#### WORK TO BE COMPLETED
Write out the full listing exactly as given, minus the images.

──────── INPUT DATA

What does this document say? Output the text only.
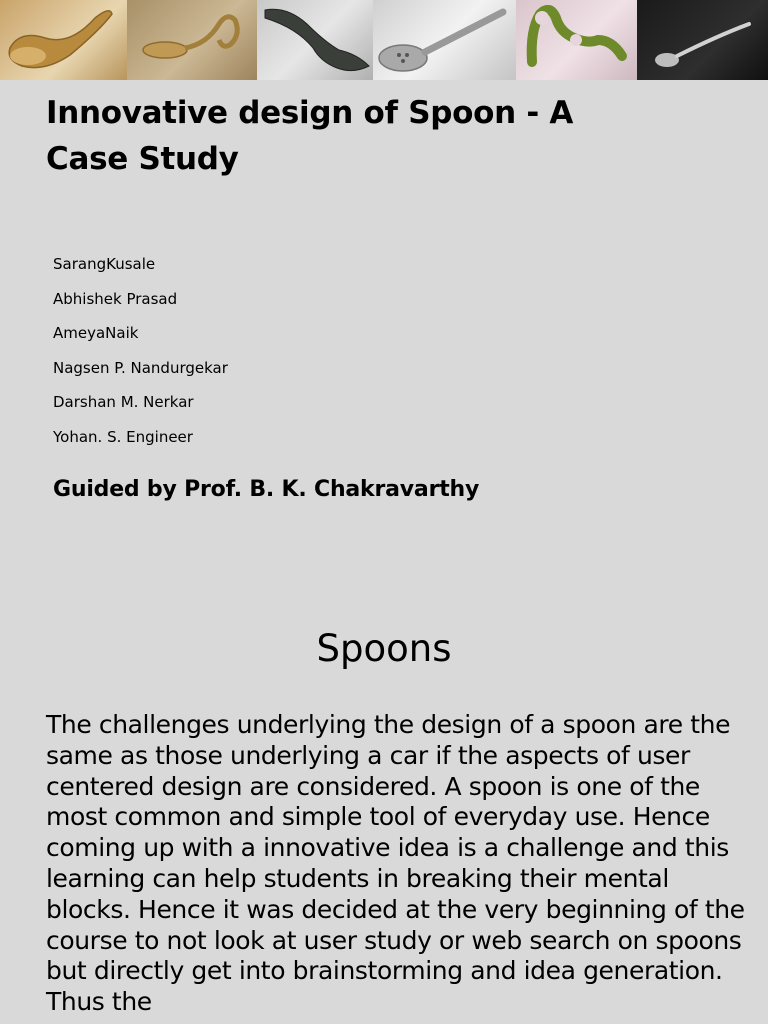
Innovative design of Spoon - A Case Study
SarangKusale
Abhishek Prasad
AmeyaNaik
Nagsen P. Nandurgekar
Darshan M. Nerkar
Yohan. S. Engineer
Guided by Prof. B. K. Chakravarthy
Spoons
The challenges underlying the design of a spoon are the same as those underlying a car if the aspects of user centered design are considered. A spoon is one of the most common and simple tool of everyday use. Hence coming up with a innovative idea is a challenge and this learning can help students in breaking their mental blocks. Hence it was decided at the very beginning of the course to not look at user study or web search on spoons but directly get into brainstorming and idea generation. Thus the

────────────────

#### TASK OUTPUT
What does this document say? Output the text only.
Innovative design of Spoon - A Case Study
SarangKusale
Abhishek Prasad
AmeyaNaik
Nagsen P. Nandurgekar
Darshan M. Nerkar
Yohan. S. Engineer
Guided by Prof. B. K. Chakravarthy
Spoons
The challenges underlying the design of a spoon are the same as those underlying a car if the aspects of user centered design are considered. A spoon is one of the most common and simple tool of everyday use. Hence coming up with a innovative idea is a challenge and this learning can help students in breaking their mental blocks. Hence it was decided at the very beginning of the course to not look at user study or web search on spoons but directly get into brainstorming and idea generation. Thus the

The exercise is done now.